▸ What the exercise asks
Reproduce the data exactly.
====================
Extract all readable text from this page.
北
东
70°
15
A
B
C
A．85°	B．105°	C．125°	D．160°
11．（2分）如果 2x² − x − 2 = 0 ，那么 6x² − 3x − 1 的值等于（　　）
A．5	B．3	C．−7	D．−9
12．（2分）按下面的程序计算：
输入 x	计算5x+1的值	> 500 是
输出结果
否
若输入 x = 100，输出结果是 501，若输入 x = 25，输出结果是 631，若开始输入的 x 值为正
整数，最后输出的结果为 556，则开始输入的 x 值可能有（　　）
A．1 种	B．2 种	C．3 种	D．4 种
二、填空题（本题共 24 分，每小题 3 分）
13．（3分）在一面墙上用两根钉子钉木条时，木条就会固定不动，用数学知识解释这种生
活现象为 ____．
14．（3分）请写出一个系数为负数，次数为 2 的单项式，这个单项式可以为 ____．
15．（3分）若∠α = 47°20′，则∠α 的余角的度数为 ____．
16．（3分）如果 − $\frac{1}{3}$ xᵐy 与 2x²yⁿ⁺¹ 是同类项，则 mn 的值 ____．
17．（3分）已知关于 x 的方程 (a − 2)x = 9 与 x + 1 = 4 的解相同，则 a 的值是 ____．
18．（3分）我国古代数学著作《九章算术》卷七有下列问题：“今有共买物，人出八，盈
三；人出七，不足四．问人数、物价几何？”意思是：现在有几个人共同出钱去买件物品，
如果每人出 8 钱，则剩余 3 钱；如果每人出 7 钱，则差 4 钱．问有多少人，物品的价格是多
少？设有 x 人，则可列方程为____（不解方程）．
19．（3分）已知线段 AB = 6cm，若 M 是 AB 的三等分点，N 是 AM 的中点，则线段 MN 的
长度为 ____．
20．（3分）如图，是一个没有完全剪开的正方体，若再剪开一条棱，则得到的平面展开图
====================
▸ Result below
Extract all readable text from this page.
北
东
70°
15
A
B
C
A．85°	B．105°	C．125°	D．160°
11．（2分）如果 2x² − x − 2 = 0 ，那么 6x² − 3x − 1 的值等于（　　）
A．5	B．3	C．−7	D．−9
12．（2分）按下面的程序计算：
输入 x	计算5x+1的值	> 500 是
输出结果
否
若输入 x = 100，输出结果是 501，若输入 x = 25，输出结果是 631，若开始输入的 x 值为正
整数，最后输出的结果为 556，则开始输入的 x 值可能有（　　）
A．1 种	B．2 种	C．3 种	D．4 种
二、填空题（本题共 24 分，每小题 3 分）
13．（3分）在一面墙上用两根钉子钉木条时，木条就会固定不动，用数学知识解释这种生
活现象为 ____．
14．（3分）请写出一个系数为负数，次数为 2 的单项式，这个单项式可以为 ____．
15．（3分）若∠α = 47°20′，则∠α 的余角的度数为 ____．
16．（3分）如果 − $\frac{1}{3}$ xᵐy 与 2x²yⁿ⁺¹ 是同类项，则 mn 的值 ____．
17．（3分）已知关于 x 的方程 (a − 2)x = 9 与 x + 1 = 4 的解相同，则 a 的值是 ____．
18．（3分）我国古代数学著作《九章算术》卷七有下列问题：“今有共买物，人出八，盈
三；人出七，不足四．问人数、物价几何？”意思是：现在有几个人共同出钱去买件物品，
如果每人出 8 钱，则剩余 3 钱；如果每人出 7 钱，则差 4 钱．问有多少人，物品的价格是多
少？设有 x 人，则可列方程为____（不解方程）．
19．（3分）已知线段 AB = 6cm，若 M 是 AB 的三等分点，N 是 AM 的中点，则线段 MN 的
长度为 ____．
20．（3分）如图，是一个没有完全剪开的正方体，若再剪开一条棱，则得到的平面展开图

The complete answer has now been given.